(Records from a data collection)
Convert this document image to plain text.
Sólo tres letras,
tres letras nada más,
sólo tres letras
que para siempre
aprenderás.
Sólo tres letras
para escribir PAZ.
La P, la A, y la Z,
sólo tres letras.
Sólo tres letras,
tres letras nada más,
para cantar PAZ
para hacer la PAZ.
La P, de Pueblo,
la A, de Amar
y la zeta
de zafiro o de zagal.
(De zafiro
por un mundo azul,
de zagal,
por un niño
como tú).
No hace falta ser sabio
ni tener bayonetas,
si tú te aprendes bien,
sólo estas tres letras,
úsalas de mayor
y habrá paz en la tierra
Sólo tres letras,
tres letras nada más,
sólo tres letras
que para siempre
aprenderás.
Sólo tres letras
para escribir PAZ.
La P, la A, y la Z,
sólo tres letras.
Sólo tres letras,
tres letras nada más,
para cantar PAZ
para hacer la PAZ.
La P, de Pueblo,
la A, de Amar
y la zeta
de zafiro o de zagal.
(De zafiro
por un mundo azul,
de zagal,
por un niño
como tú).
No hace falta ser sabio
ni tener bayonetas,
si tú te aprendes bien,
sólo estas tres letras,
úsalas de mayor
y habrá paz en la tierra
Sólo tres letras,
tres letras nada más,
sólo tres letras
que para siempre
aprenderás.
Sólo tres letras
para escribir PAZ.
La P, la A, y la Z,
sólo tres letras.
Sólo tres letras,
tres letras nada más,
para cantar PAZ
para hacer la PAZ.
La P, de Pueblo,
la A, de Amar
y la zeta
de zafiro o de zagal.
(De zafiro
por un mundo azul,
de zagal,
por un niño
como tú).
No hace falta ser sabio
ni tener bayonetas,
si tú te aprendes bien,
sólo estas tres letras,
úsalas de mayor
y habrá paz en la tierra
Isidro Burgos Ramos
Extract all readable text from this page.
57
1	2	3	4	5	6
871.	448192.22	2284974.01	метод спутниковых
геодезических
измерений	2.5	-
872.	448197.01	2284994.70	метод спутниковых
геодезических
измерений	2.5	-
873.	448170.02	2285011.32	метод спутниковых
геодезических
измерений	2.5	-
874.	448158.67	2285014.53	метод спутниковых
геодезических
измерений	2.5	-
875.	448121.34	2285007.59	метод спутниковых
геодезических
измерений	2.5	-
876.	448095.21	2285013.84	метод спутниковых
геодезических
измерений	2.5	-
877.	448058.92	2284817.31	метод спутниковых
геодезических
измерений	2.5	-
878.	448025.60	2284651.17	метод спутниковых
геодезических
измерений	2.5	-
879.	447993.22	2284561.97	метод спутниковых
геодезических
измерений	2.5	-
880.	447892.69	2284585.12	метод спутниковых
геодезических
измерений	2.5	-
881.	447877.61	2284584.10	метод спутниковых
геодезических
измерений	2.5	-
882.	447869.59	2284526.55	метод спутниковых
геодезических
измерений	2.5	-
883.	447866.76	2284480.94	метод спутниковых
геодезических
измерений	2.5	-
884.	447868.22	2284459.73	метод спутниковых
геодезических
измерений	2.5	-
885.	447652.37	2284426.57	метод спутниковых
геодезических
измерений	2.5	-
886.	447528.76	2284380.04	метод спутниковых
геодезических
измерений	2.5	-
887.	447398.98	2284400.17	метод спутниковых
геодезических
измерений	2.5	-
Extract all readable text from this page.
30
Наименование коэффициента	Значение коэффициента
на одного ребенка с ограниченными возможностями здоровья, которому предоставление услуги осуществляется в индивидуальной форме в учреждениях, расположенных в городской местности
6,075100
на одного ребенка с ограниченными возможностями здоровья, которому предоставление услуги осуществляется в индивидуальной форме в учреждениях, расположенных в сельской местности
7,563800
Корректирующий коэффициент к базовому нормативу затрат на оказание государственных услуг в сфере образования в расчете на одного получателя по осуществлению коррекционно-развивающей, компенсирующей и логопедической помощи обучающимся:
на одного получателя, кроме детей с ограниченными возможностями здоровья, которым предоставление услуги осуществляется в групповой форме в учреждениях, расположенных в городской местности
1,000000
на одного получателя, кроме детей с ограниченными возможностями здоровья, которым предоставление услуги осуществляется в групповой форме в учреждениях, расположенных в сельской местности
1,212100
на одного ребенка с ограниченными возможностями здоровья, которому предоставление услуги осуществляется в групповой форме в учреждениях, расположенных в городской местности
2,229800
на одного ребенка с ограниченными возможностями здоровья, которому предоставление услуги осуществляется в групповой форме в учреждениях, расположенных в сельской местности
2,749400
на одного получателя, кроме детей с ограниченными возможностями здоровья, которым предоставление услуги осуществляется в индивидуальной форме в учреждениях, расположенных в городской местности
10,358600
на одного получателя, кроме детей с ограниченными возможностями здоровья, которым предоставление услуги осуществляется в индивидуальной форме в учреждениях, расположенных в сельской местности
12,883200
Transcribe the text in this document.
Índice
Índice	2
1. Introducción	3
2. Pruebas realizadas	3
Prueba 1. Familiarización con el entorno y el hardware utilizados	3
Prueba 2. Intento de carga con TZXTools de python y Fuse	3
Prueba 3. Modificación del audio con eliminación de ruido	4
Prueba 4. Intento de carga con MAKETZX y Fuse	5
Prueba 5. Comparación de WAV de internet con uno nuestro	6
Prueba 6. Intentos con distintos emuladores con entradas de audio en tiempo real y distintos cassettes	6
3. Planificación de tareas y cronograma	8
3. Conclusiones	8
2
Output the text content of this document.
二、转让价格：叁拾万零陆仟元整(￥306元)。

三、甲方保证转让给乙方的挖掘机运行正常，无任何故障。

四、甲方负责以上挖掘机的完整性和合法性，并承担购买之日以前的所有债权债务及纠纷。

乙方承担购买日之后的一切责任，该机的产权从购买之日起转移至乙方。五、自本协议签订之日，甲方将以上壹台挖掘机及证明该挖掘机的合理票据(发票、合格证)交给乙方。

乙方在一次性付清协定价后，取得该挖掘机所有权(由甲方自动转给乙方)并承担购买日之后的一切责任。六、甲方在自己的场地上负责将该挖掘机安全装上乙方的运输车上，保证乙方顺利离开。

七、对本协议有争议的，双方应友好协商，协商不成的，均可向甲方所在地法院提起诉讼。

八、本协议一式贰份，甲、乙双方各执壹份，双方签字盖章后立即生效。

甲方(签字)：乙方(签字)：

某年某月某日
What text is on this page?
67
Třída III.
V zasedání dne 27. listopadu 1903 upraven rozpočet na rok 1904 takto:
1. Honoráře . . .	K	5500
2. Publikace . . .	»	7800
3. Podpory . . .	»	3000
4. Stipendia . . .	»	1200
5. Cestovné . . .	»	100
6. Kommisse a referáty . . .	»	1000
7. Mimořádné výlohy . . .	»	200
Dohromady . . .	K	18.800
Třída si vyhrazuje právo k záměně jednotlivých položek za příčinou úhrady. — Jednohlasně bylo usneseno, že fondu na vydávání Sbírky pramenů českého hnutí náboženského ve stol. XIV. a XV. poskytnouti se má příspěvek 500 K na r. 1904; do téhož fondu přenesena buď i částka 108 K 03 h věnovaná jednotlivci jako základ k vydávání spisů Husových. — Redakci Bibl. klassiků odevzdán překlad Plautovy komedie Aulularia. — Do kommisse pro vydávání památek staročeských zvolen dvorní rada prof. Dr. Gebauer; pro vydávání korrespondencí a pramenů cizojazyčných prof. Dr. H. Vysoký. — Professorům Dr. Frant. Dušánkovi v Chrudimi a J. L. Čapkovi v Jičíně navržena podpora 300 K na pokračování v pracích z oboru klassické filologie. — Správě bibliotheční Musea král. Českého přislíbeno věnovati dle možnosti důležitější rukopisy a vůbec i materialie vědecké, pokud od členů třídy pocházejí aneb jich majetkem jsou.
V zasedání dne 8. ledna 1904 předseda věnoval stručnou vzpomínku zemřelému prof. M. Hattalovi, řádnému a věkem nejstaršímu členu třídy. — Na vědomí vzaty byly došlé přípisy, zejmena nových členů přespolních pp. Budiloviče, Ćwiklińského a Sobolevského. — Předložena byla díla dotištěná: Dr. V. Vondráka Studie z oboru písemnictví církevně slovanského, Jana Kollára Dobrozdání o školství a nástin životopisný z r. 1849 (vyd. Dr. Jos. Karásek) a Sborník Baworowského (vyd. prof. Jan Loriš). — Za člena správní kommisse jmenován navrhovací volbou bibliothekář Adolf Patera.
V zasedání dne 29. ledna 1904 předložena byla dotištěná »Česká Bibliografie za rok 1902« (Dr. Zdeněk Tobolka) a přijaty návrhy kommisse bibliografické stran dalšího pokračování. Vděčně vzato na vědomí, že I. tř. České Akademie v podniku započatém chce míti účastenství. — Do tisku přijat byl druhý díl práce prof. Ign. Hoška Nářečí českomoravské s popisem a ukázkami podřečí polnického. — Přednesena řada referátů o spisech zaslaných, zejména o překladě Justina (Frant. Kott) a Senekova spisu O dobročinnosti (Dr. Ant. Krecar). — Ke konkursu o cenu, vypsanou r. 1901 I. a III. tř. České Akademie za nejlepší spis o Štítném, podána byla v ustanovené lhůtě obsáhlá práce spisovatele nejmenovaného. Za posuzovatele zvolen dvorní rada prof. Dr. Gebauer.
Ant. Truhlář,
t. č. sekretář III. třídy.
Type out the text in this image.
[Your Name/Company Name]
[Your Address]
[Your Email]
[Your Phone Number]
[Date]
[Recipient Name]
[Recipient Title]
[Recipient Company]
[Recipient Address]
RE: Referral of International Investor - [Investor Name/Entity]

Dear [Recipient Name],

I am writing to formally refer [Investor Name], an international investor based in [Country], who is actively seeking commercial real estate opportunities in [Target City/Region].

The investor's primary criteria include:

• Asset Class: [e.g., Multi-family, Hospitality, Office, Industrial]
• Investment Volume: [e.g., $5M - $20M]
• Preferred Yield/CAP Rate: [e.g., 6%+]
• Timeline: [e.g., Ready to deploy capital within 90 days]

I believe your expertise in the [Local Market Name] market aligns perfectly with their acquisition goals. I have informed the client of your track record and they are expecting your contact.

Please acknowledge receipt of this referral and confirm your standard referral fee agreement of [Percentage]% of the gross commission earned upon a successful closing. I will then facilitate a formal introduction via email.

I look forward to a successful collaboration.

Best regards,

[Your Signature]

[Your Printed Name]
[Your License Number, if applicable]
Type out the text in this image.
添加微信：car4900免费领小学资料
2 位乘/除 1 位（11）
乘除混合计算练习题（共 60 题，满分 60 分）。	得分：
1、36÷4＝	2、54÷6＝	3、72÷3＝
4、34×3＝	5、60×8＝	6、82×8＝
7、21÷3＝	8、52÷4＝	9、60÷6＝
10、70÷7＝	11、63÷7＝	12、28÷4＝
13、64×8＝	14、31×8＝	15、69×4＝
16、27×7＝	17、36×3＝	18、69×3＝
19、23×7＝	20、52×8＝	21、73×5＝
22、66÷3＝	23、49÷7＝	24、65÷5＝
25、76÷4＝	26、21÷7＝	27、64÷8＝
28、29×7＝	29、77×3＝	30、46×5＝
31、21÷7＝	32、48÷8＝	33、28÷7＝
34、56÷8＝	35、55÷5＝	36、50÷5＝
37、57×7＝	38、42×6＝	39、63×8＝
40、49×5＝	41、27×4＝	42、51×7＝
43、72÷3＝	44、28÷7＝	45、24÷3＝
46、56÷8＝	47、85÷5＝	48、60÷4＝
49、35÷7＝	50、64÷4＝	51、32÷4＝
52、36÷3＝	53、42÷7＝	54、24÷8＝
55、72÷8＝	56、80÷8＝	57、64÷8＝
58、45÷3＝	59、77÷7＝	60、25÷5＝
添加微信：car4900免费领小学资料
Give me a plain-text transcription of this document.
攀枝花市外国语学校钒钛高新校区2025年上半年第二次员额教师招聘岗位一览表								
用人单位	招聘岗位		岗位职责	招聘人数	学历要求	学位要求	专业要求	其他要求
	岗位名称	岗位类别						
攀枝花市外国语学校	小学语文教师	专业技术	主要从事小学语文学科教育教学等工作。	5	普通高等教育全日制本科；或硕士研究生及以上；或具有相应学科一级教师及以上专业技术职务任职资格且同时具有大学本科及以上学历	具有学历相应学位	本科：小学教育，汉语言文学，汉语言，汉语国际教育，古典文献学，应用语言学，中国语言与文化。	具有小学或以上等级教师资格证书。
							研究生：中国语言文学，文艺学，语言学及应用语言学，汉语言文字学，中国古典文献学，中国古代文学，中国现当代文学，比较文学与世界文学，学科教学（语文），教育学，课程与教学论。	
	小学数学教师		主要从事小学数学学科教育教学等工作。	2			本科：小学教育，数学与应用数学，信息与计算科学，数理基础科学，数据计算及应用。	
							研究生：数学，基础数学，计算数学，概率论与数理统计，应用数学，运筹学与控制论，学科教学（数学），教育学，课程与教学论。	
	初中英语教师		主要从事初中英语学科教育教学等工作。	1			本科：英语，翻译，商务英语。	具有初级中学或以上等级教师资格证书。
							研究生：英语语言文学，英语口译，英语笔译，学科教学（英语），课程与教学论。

§ **PROBLEM TO SOLVE**
Copy out each line of the material that holds the word "ledna".

§ **SOLUTION TO THE PROBLEM**
V zasedání dne 8. ledna 1904 předseda věnoval stručnou vzpomínku zemřelému prof. M. Hattalovi, řádnému a věkem nejstaršímu členu třídy. — Na vědomí vzaty byly došlé přípisy, zejmena nových členů přespolních pp. Budiloviče, Ćwiklińského a Sobolevského. — Předložena byla díla dotištěná: Dr. V. Vondráka Studie z oboru písemnictví církevně slovanského, Jana Kollára Dobrozdání o školství a nástin životopisný z r. 1849 (vyd. Dr. Jos. Karásek) a Sborník Baworowského (vyd. prof. Jan Loriš). — Za člena správní kommisse jmenován navrhovací volbou bibliothekář Adolf Patera.
V zasedání dne 29. ledna 1904 předložena byla dotištěná »Česká Bibliografie za rok 1902« (Dr. Zdeněk Tobolka) a přijaty návrhy kommisse bibliografické stran dalšího pokračování. Vděčně vzato na vědomí, že I. tř. České Akademie v podniku započatém chce míti účastenství. — Do tisku přijat byl druhý díl práce prof. Ign. Hoška Nářečí českomoravské s popisem a ukázkami podřečí polnického. — Přednesena řada referátů o spisech zaslaných, zejména o překladě Justina (Frant. Kott) a Senekova spisu O dobročinnosti (Dr. Ant. Krecar). — Ke konkursu o cenu, vypsanou r. 1901 I. a III. tř. České Akademie za nejlepší spis o Štítném, podána byla v ustanovené lhůtě obsáhlá práce spisovatele nejmenovaného. Za posuzovatele zvolen dvorní rada prof. Dr. Gebauer.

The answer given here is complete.